● **What is expected**:
Give only the number of lines in the data that contain the word "проезжей".

● **Input for this task**:
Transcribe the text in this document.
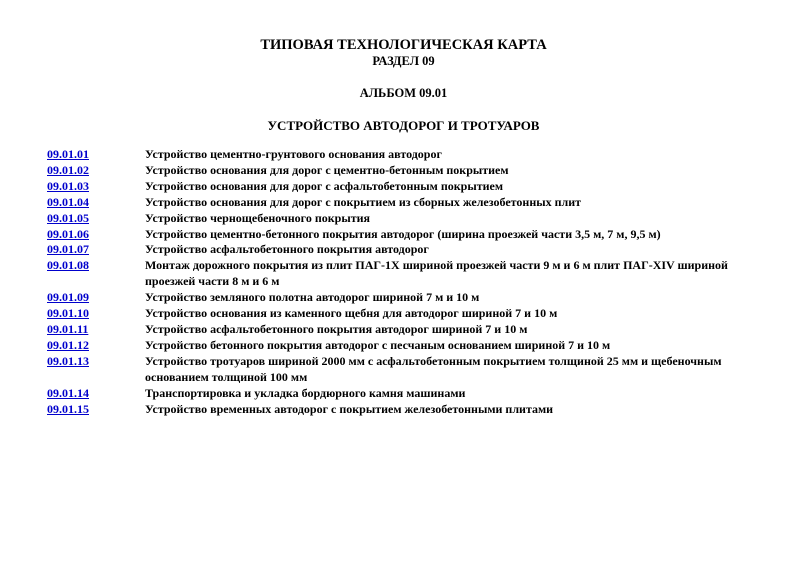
ТИПОВАЯ ТЕХНОЛОГИЧЕСКАЯ КАРТА
РАЗДЕЛ 09
АЛЬБОМ 09.01
УСТРОЙСТВО АВТОДОРОГ И ТРОТУАРОВ
09.01.01	Устройство цементно-грунтового основания автодорог
09.01.02	Устройство основания для дорог с цементно-бетонным покрытием
09.01.03	Устройство основания для дорог с асфальтобетонным покрытием
09.01.04	Устройство основания для дорог с покрытием из сборных железобетонных плит
09.01.05	Устройство чернощебеночного покрытия
09.01.06	Устройство цементно-бетонного покрытия автодорог (ширина проезжей части 3,5 м, 7 м, 9,5 м)
09.01.07	Устройство асфальтобетонного покрытия автодорог
09.01.08	Монтаж дорожного покрытия из плит ПАГ-1Х шириной проезжей части 9 м и 6 м плит ПАГ-XIV шириной проезжей части 8 м и 6 м
09.01.09	Устройство земляного полотна автодорог шириной 7 м и 10 м
09.01.10	Устройство основания из каменного щебня для автодорог шириной 7 и 10 м
09.01.11	Устройство асфальтобетонного покрытия автодорог шириной 7 и 10 м
09.01.12	Устройство бетонного покрытия автодорог с песчаным основанием шириной 7 и 10 м
09.01.13	Устройство тротуаров шириной 2000 мм с асфальтобетонным покрытием толщиной 25 мм и щебеночным основанием толщиной 100 мм
09.01.14	Транспортировка и укладка бордюрного камня машинами
09.01.15	Устройство временных автодорог с покрытием железобетонными плитами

● **Task output**:
2